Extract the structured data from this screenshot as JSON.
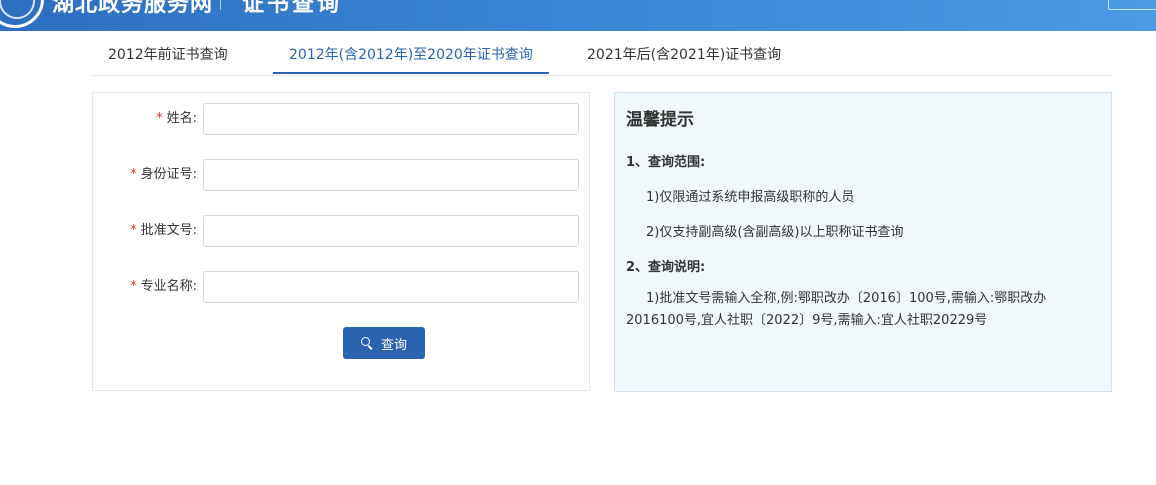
{
  "header": {
    "site_name": "湖北政务服务网",
    "subtitle": "证书查询"
  },
  "tabs": [
    {
      "label": "2012年前证书查询",
      "active": false
    },
    {
      "label": "2012年(含2012年)至2020年证书查询",
      "active": true
    },
    {
      "label": "2021年后(含2021年)证书查询",
      "active": false
    }
  ],
  "form": {
    "required_mark": "*",
    "fields": [
      {
        "label": "姓名:",
        "value": "",
        "placeholder": ""
      },
      {
        "label": "身份证号:",
        "value": "",
        "placeholder": ""
      },
      {
        "label": "批准文号:",
        "value": "",
        "placeholder": ""
      },
      {
        "label": "专业名称:",
        "value": "",
        "placeholder": ""
      }
    ],
    "search_button": "查询"
  },
  "tips": {
    "title": "温馨提示",
    "sections": [
      {
        "heading": "1、查询范围:",
        "items": [
          "1)仅限通过系统申报高级职称的人员",
          "2)仅支持副高级(含副高级)以上职称证书查询"
        ]
      },
      {
        "heading": "2、查询说明:",
        "paragraph": "1)批准文号需输入全称,例:鄂职改办〔2016〕100号,需输入:鄂职改办2016100号,宜人社职〔2022〕9号,需输入:宜人社职20229号"
      }
    ]
  },
  "colors": {
    "header_gradient_start": "#2d6fc0",
    "header_gradient_end": "#4a9ae4",
    "accent": "#2a63b0",
    "required": "#e02e24",
    "tips_background": "#f1f8fc"
  },
  "icons": {
    "logo": "emblem-icon",
    "search": "search-icon"
  }
}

===============

* _PROBLEM DESCRIPTION_:
Select the lines in this material that hold the word "label", leaving none out.

* _SOLVED PROBLEM_:
      "label": "2012年前证书查询",
      "label": "2012年(含2012年)至2020年证书查询",
      "label": "2021年后(含2021年)证书查询",
        "label": "姓名:",
        "label": "身份证号:",
        "label": "批准文号:",
        "label": "专业名称:",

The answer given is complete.